* begin Input rows *
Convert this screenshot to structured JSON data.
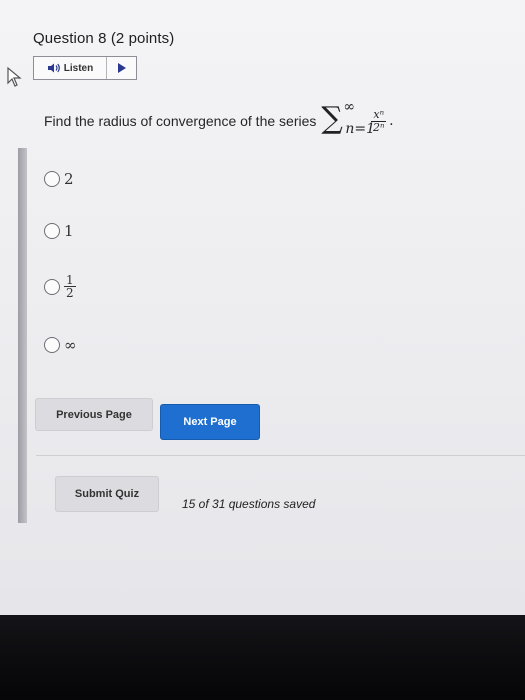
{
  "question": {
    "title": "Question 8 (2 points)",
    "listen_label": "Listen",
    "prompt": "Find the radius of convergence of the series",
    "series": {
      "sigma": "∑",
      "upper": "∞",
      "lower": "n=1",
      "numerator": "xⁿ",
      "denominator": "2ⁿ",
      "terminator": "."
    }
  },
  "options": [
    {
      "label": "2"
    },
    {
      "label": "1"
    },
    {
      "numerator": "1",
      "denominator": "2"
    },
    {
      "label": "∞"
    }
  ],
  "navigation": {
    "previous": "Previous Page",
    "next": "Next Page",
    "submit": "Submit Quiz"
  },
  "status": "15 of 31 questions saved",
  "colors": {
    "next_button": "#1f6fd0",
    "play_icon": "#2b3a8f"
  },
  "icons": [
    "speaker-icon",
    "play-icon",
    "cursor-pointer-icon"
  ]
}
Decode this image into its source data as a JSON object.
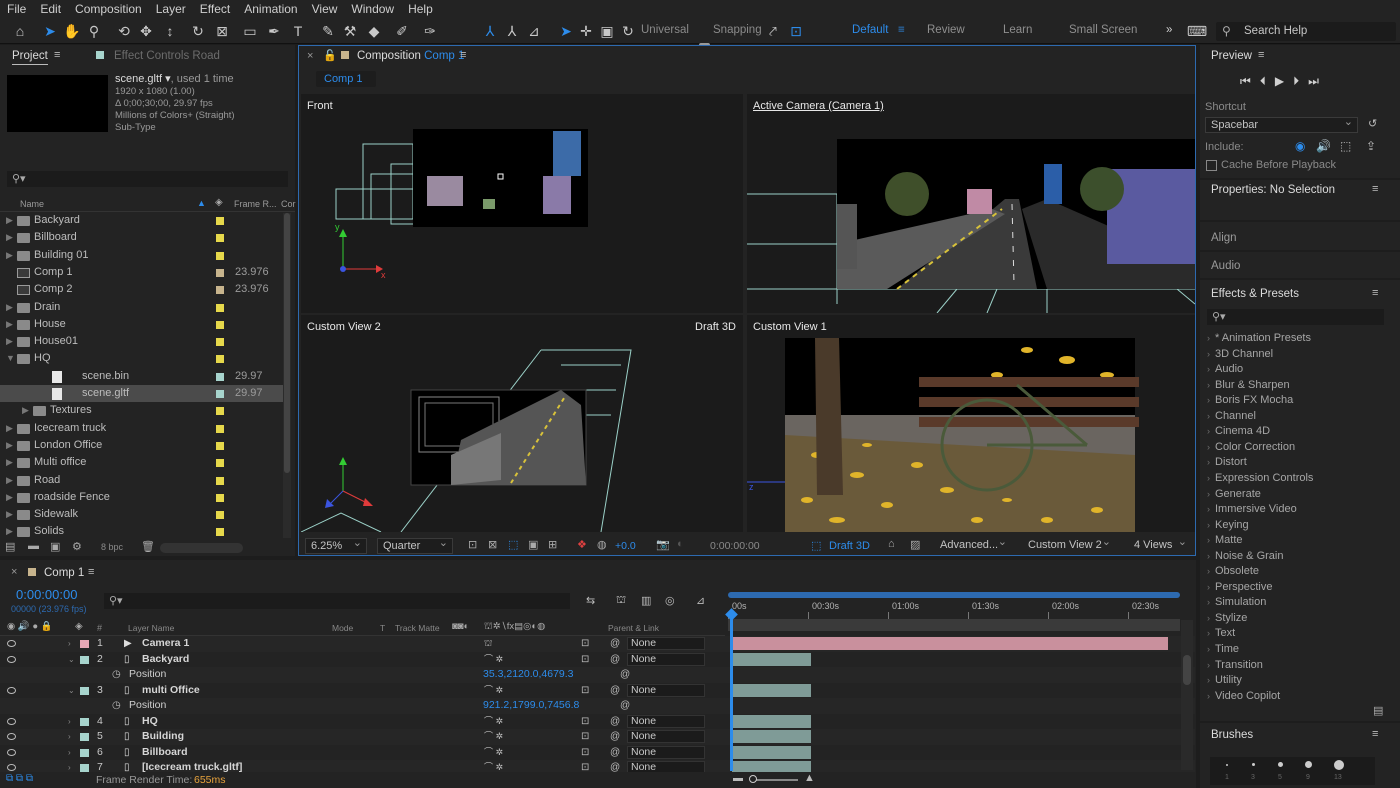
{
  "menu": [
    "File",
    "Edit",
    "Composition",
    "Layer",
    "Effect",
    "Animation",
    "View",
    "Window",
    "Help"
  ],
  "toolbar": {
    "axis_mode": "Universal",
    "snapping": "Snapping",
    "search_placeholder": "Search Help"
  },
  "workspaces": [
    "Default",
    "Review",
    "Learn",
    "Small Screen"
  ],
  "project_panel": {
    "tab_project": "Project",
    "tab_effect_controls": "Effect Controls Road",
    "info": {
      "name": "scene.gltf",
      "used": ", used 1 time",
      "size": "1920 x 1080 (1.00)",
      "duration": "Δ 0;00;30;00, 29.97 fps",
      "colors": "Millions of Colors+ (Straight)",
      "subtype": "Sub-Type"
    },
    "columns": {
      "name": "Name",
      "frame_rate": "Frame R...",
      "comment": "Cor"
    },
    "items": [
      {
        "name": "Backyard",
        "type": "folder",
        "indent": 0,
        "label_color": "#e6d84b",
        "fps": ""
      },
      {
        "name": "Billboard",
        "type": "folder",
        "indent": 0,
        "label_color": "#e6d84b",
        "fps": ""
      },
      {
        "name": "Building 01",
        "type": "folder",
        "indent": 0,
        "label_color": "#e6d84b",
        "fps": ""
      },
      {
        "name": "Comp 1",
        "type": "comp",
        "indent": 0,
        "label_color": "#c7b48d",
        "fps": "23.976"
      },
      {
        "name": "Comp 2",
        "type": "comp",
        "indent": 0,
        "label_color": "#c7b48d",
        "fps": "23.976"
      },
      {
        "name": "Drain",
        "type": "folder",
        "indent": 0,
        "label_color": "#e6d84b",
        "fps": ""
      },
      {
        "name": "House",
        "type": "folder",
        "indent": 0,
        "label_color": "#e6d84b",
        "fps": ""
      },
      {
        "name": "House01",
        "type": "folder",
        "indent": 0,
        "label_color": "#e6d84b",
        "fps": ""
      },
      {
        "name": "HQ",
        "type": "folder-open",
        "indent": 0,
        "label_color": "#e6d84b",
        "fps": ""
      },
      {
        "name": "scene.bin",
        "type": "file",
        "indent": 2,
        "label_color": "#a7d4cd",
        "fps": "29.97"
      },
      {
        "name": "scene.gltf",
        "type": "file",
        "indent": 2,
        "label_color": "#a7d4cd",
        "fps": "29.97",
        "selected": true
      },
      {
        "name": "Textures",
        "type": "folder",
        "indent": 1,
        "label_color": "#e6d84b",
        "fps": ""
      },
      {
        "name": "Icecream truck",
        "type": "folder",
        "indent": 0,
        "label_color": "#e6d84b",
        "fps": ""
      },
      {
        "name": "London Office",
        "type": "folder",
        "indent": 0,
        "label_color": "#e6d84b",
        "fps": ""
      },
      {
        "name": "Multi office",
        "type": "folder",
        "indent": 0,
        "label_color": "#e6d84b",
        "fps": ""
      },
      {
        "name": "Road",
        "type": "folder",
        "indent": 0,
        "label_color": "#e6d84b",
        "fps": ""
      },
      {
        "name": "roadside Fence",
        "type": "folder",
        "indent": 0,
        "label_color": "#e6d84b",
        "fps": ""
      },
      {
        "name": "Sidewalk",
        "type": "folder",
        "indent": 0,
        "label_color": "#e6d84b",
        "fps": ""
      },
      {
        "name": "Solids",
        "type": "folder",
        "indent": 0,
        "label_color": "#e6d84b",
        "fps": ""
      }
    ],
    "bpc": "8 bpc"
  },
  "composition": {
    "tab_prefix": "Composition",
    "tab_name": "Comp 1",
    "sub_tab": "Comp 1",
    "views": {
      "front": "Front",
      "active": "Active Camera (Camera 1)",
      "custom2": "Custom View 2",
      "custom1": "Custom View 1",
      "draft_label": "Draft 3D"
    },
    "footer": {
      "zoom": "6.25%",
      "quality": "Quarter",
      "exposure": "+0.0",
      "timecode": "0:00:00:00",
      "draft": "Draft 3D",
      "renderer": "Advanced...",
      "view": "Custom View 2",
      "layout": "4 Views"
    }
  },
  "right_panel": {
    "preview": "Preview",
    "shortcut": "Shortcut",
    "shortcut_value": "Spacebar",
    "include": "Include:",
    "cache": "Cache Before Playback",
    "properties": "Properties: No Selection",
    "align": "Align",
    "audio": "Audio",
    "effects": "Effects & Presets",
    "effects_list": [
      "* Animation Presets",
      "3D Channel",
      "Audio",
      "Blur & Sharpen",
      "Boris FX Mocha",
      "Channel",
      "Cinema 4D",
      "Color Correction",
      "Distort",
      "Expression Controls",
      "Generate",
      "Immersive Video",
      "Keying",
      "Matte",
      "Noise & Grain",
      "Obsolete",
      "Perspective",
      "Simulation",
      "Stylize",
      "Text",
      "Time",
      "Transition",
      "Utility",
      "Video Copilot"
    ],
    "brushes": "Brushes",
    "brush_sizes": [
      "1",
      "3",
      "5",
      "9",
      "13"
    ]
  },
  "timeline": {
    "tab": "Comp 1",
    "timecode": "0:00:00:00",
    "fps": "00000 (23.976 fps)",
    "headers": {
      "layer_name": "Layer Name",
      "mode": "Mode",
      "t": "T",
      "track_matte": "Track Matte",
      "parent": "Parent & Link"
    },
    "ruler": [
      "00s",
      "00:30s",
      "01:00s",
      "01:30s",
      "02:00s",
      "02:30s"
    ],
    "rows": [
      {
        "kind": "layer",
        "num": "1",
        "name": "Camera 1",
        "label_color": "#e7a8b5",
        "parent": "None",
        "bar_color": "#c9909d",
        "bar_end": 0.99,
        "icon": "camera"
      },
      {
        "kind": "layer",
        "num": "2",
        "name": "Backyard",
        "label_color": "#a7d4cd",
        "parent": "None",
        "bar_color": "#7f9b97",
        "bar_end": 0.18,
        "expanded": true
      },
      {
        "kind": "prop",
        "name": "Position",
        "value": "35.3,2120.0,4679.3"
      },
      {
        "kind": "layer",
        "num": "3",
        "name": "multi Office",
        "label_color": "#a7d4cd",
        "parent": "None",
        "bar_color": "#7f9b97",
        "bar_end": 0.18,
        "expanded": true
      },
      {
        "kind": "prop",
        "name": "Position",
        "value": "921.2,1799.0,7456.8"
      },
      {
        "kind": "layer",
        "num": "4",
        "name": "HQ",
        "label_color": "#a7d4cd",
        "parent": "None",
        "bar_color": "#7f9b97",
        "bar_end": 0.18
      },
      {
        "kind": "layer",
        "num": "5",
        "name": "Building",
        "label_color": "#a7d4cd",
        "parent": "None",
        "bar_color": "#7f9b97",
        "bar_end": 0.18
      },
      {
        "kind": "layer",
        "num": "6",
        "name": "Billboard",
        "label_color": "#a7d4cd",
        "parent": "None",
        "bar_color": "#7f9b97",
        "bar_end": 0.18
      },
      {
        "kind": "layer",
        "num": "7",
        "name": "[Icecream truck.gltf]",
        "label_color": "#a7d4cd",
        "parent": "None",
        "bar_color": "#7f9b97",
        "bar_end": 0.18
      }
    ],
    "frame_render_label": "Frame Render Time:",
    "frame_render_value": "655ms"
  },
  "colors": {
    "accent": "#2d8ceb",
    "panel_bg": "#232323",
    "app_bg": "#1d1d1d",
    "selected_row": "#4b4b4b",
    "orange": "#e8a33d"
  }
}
* end Input rows *
* begin Input rows *
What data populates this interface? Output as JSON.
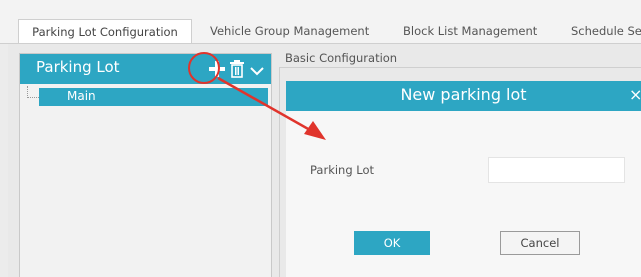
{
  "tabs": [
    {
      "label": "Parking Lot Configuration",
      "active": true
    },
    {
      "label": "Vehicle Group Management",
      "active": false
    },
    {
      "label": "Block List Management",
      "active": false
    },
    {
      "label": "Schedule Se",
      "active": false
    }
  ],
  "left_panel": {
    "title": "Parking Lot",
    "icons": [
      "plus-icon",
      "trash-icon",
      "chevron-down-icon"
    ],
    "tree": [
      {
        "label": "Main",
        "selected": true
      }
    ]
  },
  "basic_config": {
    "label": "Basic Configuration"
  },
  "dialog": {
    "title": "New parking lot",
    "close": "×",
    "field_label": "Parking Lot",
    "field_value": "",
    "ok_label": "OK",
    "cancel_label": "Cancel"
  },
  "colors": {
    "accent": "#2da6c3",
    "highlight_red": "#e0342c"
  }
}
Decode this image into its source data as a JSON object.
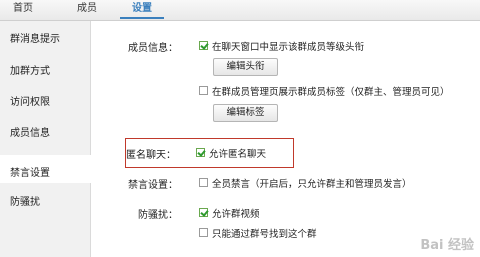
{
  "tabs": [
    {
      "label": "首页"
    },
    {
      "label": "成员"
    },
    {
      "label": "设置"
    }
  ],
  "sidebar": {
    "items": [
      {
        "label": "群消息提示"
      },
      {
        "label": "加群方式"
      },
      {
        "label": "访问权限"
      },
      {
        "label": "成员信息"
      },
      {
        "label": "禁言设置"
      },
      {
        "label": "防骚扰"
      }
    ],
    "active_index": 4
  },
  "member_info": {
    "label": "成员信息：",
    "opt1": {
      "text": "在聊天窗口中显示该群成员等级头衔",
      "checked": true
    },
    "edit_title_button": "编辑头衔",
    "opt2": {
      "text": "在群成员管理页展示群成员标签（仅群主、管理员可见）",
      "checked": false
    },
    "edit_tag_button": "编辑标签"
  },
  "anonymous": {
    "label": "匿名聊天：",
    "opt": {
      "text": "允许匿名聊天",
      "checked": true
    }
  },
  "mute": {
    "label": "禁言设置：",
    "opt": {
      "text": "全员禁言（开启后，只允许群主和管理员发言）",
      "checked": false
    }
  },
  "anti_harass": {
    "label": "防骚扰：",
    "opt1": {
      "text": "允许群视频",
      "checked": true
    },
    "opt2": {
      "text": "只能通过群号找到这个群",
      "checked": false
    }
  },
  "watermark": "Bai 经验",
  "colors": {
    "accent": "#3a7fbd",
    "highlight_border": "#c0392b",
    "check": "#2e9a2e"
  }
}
* end Input rows *
What is needed:
Go through the material and copy out every line with "data" in it.

Output of the exercise:
Convert this screenshot to structured JSON data.
Decode this image into its source data as a JSON object.
What data populates this interface? Output as JSON.
Decode this image into its source data as a JSON object.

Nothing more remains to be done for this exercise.